> GOAL: Repeat every line of the material, character for character.

> RECORDS SHOWN:
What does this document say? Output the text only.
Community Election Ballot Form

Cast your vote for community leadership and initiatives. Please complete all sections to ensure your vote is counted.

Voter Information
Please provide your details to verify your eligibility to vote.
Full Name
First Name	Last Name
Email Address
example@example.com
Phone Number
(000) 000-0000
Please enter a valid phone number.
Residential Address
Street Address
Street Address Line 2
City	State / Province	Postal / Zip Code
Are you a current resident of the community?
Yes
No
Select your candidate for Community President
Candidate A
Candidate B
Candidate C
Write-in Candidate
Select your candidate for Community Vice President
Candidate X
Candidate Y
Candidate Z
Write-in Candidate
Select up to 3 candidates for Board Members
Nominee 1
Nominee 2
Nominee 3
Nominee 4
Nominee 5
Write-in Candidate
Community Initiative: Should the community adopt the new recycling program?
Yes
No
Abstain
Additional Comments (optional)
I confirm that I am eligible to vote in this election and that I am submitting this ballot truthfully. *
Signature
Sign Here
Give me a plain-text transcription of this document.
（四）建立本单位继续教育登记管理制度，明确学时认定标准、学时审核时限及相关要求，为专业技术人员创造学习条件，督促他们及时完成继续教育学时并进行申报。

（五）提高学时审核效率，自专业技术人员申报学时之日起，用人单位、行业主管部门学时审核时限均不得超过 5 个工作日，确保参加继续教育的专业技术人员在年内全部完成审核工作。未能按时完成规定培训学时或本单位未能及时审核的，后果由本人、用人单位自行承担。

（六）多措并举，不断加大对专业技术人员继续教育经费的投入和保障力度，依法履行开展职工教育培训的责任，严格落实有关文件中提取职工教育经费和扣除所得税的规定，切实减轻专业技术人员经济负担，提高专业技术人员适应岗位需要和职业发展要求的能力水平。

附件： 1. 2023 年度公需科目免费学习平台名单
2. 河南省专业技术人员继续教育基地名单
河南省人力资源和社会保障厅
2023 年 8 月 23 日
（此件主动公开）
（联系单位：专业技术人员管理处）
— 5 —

> EXERCISE RESPONSE:
What does this document say? Output the text only.
Community Election Ballot Form

Cast your vote for community leadership and initiatives. Please complete all sections to ensure your vote is counted.

Voter Information
Please provide your details to verify your eligibility to vote.
Full Name
First Name	Last Name
Email Address
example@example.com
Phone Number
(000) 000-0000
Please enter a valid phone number.
Residential Address
Street Address
Street Address Line 2
City	State / Province	Postal / Zip Code
Are you a current resident of the community?
Yes
No
Select your candidate for Community President
Candidate A
Candidate B
Candidate C
Write-in Candidate
Select your candidate for Community Vice President
Candidate X
Candidate Y
Candidate Z
Write-in Candidate
Select up to 3 candidates for Board Members
Nominee 1
Nominee 2
Nominee 3
Nominee 4
Nominee 5
Write-in Candidate
Community Initiative: Should the community adopt the new recycling program?
Yes
No
Abstain
Additional Comments (optional)
I confirm that I am eligible to vote in this election and that I am submitting this ballot truthfully. *
Signature
Sign Here
Give me a plain-text transcription of this document.
（四）建立本单位继续教育登记管理制度，明确学时认定标准、学时审核时限及相关要求，为专业技术人员创造学习条件，督促他们及时完成继续教育学时并进行申报。

（五）提高学时审核效率，自专业技术人员申报学时之日起，用人单位、行业主管部门学时审核时限均不得超过 5 个工作日，确保参加继续教育的专业技术人员在年内全部完成审核工作。未能按时完成规定培训学时或本单位未能及时审核的，后果由本人、用人单位自行承担。

（六）多措并举，不断加大对专业技术人员继续教育经费的投入和保障力度，依法履行开展职工教育培训的责任，严格落实有关文件中提取职工教育经费和扣除所得税的规定，切实减轻专业技术人员经济负担，提高专业技术人员适应岗位需要和职业发展要求的能力水平。

附件： 1. 2023 年度公需科目免费学习平台名单
2. 河南省专业技术人员继续教育基地名单
河南省人力资源和社会保障厅
2023 年 8 月 23 日
（此件主动公开）
（联系单位：专业技术人员管理处）
— 5 —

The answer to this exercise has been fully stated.